● **Requirements**
Tally the lines below that contain the word "same", and give only that number.

start Records provided

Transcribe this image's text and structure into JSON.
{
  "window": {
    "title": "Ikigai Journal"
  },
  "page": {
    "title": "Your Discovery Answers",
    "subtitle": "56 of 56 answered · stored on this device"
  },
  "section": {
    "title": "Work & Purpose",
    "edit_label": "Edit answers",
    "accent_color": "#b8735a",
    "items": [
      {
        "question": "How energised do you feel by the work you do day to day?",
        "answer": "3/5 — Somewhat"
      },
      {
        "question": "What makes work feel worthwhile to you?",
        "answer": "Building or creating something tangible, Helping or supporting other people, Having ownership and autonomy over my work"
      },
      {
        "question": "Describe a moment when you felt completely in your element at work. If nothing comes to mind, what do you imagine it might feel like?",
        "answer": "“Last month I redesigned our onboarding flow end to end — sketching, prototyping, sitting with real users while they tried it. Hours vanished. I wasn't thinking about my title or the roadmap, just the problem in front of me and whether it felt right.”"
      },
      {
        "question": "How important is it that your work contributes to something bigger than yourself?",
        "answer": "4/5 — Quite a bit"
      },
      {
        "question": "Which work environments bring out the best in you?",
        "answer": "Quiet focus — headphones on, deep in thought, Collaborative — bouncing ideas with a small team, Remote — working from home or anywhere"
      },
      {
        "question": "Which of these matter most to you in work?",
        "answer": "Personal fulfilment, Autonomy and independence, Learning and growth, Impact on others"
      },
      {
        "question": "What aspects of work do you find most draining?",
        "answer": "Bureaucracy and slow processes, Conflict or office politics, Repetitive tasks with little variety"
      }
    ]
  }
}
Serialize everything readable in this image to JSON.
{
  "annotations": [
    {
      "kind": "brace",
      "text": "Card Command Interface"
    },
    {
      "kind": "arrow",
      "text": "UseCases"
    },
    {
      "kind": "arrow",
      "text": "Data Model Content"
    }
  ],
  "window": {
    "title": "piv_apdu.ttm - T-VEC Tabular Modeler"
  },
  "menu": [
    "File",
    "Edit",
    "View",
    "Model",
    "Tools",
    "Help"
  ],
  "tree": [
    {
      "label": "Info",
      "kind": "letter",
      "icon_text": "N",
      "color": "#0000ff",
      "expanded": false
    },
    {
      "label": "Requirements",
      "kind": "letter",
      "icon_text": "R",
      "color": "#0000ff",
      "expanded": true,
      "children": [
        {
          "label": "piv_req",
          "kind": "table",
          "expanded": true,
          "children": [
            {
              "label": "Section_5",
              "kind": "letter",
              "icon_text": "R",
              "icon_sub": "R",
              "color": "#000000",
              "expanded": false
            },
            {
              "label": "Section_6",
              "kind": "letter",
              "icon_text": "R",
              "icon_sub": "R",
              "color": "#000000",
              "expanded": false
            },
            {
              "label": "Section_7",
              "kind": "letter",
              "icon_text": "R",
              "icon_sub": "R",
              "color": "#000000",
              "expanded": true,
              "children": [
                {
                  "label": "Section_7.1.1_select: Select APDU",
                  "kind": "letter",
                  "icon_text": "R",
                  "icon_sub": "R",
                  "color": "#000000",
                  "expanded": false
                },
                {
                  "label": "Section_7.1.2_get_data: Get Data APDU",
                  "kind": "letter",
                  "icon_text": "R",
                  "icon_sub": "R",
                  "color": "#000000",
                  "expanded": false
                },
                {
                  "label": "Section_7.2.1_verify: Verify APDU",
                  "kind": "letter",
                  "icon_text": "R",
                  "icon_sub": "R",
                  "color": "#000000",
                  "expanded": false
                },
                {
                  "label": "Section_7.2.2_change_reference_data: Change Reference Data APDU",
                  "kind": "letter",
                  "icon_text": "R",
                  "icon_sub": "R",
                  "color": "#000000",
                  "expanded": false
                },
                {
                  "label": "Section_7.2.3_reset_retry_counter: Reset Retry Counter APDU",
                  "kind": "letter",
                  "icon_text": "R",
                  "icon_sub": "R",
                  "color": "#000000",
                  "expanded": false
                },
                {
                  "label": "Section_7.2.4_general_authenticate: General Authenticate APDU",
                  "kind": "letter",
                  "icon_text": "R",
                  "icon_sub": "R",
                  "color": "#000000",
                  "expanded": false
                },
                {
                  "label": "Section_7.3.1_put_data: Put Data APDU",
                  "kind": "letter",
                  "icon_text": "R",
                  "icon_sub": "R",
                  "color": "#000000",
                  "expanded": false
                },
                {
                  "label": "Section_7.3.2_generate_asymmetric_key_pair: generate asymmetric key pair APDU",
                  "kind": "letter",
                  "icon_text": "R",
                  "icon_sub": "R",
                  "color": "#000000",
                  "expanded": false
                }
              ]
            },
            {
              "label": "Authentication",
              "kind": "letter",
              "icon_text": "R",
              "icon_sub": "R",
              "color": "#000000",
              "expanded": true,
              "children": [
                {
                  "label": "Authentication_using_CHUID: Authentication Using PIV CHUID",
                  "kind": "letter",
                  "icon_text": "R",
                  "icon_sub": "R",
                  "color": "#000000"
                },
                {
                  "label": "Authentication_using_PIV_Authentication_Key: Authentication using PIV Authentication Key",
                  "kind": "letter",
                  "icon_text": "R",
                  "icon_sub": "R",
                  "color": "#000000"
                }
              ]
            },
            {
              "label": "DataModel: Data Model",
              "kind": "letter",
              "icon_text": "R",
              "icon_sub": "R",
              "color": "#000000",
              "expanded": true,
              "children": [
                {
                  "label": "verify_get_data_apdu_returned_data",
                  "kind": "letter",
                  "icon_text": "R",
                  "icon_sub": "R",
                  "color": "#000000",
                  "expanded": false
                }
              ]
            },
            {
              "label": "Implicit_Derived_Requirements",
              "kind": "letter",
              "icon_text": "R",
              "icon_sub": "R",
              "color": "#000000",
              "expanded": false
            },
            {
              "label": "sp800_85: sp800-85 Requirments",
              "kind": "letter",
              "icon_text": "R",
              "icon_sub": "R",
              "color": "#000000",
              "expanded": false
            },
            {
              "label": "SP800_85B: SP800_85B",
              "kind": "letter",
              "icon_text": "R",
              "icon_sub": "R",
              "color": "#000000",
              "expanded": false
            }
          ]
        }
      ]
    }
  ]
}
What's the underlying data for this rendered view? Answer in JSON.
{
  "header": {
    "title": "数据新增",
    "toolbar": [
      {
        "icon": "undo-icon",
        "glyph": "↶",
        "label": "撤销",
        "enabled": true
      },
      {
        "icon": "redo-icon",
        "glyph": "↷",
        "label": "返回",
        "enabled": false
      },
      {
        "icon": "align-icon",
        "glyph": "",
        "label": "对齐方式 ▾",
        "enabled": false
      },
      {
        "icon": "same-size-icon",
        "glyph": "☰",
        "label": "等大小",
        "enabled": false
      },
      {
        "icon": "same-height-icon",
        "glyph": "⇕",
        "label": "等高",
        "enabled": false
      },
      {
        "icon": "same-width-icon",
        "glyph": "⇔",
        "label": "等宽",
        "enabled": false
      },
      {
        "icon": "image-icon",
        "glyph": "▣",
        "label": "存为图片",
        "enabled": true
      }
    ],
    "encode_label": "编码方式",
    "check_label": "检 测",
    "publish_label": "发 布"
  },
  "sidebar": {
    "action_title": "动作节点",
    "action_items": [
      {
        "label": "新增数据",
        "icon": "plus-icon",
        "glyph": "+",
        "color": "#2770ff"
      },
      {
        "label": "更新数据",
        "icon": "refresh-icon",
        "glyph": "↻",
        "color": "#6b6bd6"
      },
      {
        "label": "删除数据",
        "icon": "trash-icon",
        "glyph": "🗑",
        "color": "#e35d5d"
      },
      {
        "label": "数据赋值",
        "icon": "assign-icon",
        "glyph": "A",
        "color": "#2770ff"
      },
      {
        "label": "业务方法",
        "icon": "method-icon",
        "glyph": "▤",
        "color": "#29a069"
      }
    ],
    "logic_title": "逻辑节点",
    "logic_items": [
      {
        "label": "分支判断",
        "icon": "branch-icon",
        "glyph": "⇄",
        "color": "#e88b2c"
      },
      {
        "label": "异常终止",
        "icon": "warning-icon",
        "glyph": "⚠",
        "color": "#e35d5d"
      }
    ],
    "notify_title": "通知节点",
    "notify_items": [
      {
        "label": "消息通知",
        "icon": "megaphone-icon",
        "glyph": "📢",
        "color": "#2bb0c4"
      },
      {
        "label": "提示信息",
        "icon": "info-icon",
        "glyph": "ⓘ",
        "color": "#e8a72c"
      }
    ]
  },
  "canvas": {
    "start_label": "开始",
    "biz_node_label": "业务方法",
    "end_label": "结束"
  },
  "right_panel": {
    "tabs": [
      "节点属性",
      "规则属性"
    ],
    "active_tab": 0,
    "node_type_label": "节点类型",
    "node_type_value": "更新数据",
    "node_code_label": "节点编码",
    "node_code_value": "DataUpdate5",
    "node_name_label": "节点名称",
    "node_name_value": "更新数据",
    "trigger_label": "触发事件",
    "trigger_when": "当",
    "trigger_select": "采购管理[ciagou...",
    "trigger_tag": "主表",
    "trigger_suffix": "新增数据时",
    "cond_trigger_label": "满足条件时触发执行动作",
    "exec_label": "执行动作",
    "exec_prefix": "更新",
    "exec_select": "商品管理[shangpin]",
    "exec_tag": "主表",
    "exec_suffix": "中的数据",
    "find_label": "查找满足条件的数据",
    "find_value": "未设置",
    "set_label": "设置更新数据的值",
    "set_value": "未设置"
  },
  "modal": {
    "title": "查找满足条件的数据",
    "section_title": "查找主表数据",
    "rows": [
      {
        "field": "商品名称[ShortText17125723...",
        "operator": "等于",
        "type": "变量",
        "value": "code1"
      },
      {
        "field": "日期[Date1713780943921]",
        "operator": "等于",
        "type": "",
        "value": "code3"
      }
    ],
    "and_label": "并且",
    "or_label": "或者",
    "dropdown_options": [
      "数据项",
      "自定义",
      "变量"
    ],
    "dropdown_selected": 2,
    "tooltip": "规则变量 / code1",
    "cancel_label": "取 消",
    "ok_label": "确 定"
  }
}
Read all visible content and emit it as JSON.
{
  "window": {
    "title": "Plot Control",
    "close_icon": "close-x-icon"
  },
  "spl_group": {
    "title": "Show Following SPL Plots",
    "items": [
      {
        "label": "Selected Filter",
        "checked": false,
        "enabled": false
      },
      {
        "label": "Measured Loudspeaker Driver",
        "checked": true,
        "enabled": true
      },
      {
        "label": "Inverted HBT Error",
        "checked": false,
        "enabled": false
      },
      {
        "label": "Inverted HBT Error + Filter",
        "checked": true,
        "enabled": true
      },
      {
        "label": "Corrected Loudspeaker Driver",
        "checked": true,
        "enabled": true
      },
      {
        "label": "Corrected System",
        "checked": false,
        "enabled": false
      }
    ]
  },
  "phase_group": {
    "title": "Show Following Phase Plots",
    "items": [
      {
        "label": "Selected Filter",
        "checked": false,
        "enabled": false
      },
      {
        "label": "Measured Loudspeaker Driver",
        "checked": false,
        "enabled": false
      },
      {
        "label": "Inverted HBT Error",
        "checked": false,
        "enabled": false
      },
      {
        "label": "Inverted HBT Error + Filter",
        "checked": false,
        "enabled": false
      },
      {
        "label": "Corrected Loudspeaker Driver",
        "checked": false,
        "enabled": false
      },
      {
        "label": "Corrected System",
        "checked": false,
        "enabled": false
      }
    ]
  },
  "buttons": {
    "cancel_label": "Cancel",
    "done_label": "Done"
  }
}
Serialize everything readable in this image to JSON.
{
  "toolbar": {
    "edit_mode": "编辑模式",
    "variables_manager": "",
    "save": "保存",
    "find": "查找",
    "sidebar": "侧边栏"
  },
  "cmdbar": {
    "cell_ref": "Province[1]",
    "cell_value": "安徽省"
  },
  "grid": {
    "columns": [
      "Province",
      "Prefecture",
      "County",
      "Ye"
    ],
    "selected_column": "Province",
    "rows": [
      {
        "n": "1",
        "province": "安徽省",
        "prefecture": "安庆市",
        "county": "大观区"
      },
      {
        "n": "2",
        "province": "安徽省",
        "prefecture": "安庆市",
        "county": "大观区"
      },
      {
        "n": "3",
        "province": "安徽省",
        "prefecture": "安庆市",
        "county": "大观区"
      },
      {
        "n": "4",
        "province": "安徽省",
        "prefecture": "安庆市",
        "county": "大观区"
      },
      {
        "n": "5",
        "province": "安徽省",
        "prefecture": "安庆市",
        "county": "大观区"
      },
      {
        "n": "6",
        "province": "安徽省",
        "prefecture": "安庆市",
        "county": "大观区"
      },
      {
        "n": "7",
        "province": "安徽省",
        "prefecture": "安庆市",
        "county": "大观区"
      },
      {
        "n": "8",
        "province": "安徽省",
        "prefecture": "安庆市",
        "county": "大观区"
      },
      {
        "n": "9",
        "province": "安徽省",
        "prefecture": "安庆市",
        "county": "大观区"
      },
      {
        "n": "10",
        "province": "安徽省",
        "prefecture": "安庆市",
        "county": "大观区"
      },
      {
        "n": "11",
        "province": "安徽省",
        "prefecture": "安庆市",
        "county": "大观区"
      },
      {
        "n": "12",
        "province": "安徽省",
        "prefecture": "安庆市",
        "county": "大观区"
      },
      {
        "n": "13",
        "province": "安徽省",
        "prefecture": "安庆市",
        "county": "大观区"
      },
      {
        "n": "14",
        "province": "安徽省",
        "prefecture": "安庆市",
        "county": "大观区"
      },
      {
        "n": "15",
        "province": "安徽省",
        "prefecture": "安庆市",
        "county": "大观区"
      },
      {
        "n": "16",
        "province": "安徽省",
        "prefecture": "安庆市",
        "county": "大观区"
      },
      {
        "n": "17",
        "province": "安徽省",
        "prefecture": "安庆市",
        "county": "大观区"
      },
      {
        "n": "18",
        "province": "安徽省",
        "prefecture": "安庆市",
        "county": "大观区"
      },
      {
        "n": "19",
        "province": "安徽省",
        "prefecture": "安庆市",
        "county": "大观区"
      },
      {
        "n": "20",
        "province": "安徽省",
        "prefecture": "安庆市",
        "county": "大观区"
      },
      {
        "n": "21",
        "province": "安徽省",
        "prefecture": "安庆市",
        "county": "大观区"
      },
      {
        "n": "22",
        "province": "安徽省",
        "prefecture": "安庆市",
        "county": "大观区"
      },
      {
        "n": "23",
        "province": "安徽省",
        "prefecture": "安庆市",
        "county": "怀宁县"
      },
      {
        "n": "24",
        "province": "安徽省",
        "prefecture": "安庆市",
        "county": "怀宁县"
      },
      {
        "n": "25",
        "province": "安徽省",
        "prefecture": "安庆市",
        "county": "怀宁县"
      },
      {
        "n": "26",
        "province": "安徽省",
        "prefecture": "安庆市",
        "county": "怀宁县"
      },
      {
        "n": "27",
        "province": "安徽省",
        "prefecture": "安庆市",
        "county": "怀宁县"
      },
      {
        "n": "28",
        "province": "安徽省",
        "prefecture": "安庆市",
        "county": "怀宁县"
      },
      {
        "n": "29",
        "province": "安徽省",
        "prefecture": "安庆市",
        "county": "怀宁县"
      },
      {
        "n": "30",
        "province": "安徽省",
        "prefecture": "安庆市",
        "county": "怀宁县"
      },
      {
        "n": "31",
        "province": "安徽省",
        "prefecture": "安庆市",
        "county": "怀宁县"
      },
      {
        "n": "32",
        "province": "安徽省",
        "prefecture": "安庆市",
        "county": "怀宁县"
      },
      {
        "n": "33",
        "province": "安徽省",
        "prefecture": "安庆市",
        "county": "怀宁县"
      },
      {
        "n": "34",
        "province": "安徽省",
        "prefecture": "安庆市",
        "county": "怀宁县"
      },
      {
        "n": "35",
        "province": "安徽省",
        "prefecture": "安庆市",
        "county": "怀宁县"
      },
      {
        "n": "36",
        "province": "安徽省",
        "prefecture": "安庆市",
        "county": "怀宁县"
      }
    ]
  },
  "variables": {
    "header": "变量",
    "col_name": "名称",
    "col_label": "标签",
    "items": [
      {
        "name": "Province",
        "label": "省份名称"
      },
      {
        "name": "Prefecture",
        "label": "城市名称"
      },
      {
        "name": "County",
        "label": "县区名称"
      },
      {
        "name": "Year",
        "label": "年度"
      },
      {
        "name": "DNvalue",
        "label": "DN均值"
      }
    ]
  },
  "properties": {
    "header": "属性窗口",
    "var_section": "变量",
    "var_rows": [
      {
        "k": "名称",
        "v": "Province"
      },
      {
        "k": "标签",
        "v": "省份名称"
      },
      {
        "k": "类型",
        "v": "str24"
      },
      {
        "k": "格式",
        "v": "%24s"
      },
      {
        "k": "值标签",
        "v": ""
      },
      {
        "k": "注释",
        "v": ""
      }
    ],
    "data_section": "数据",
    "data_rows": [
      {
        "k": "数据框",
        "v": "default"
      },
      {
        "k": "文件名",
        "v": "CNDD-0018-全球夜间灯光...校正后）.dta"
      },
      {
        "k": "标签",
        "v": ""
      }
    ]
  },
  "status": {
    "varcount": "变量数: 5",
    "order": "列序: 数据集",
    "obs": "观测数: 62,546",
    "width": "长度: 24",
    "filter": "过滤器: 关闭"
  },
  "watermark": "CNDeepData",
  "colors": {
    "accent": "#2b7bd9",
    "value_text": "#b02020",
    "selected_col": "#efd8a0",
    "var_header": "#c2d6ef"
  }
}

end Records provided

● **Answer to the problem**
3